> Task brief:
Write out all of the lines below, exactly and completely.

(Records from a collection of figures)
· · · · · · ·

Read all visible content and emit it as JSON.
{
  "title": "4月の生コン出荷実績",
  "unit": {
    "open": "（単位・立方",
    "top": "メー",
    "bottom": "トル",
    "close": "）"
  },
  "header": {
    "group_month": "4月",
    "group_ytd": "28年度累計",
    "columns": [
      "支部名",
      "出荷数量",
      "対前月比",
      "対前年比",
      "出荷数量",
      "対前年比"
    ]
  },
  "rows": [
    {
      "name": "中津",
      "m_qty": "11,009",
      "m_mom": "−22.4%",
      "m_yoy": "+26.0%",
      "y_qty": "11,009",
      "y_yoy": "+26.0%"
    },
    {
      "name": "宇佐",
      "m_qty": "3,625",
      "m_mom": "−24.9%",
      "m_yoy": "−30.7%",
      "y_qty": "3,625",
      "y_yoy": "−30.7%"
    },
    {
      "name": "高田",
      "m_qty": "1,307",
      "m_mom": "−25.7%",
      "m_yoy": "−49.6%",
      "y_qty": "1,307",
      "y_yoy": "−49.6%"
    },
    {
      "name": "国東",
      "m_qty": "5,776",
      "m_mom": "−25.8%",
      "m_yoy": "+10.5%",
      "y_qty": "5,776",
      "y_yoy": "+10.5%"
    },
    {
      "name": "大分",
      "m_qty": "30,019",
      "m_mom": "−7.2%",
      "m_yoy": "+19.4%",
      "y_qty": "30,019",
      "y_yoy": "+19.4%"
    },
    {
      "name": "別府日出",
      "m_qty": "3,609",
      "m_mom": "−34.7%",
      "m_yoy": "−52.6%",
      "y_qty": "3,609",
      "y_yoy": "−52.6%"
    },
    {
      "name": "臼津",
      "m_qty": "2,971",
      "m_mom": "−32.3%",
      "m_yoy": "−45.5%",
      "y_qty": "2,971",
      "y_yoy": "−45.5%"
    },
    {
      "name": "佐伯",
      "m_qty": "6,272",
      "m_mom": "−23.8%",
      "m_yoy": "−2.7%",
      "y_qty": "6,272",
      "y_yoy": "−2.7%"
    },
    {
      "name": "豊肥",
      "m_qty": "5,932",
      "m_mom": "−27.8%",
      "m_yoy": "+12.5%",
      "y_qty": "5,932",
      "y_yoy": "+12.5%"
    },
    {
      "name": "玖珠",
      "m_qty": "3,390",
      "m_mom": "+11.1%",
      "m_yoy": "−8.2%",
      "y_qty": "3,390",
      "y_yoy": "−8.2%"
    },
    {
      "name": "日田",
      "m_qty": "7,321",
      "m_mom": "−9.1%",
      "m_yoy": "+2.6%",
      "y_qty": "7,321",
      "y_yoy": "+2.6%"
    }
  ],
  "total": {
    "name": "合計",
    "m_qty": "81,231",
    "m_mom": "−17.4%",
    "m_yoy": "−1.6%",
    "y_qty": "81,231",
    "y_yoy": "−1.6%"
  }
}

· · · · · · ·

> Written solution:
Read all visible content and emit it as JSON.
{
  "title": "4月の生コン出荷実績",
  "unit": {
    "open": "（単位・立方",
    "top": "メー",
    "bottom": "トル",
    "close": "）"
  },
  "header": {
    "group_month": "4月",
    "group_ytd": "28年度累計",
    "columns": [
      "支部名",
      "出荷数量",
      "対前月比",
      "対前年比",
      "出荷数量",
      "対前年比"
    ]
  },
  "rows": [
    {
      "name": "中津",
      "m_qty": "11,009",
      "m_mom": "−22.4%",
      "m_yoy": "+26.0%",
      "y_qty": "11,009",
      "y_yoy": "+26.0%"
    },
    {
      "name": "宇佐",
      "m_qty": "3,625",
      "m_mom": "−24.9%",
      "m_yoy": "−30.7%",
      "y_qty": "3,625",
      "y_yoy": "−30.7%"
    },
    {
      "name": "高田",
      "m_qty": "1,307",
      "m_mom": "−25.7%",
      "m_yoy": "−49.6%",
      "y_qty": "1,307",
      "y_yoy": "−49.6%"
    },
    {
      "name": "国東",
      "m_qty": "5,776",
      "m_mom": "−25.8%",
      "m_yoy": "+10.5%",
      "y_qty": "5,776",
      "y_yoy": "+10.5%"
    },
    {
      "name": "大分",
      "m_qty": "30,019",
      "m_mom": "−7.2%",
      "m_yoy": "+19.4%",
      "y_qty": "30,019",
      "y_yoy": "+19.4%"
    },
    {
      "name": "別府日出",
      "m_qty": "3,609",
      "m_mom": "−34.7%",
      "m_yoy": "−52.6%",
      "y_qty": "3,609",
      "y_yoy": "−52.6%"
    },
    {
      "name": "臼津",
      "m_qty": "2,971",
      "m_mom": "−32.3%",
      "m_yoy": "−45.5%",
      "y_qty": "2,971",
      "y_yoy": "−45.5%"
    },
    {
      "name": "佐伯",
      "m_qty": "6,272",
      "m_mom": "−23.8%",
      "m_yoy": "−2.7%",
      "y_qty": "6,272",
      "y_yoy": "−2.7%"
    },
    {
      "name": "豊肥",
      "m_qty": "5,932",
      "m_mom": "−27.8%",
      "m_yoy": "+12.5%",
      "y_qty": "5,932",
      "y_yoy": "+12.5%"
    },
    {
      "name": "玖珠",
      "m_qty": "3,390",
      "m_mom": "+11.1%",
      "m_yoy": "−8.2%",
      "y_qty": "3,390",
      "y_yoy": "−8.2%"
    },
    {
      "name": "日田",
      "m_qty": "7,321",
      "m_mom": "−9.1%",
      "m_yoy": "+2.6%",
      "y_qty": "7,321",
      "y_yoy": "+2.6%"
    }
  ],
  "total": {
    "name": "合計",
    "m_qty": "81,231",
    "m_mom": "−17.4%",
    "m_yoy": "−1.6%",
    "y_qty": "81,231",
    "y_yoy": "−1.6%"
  }
}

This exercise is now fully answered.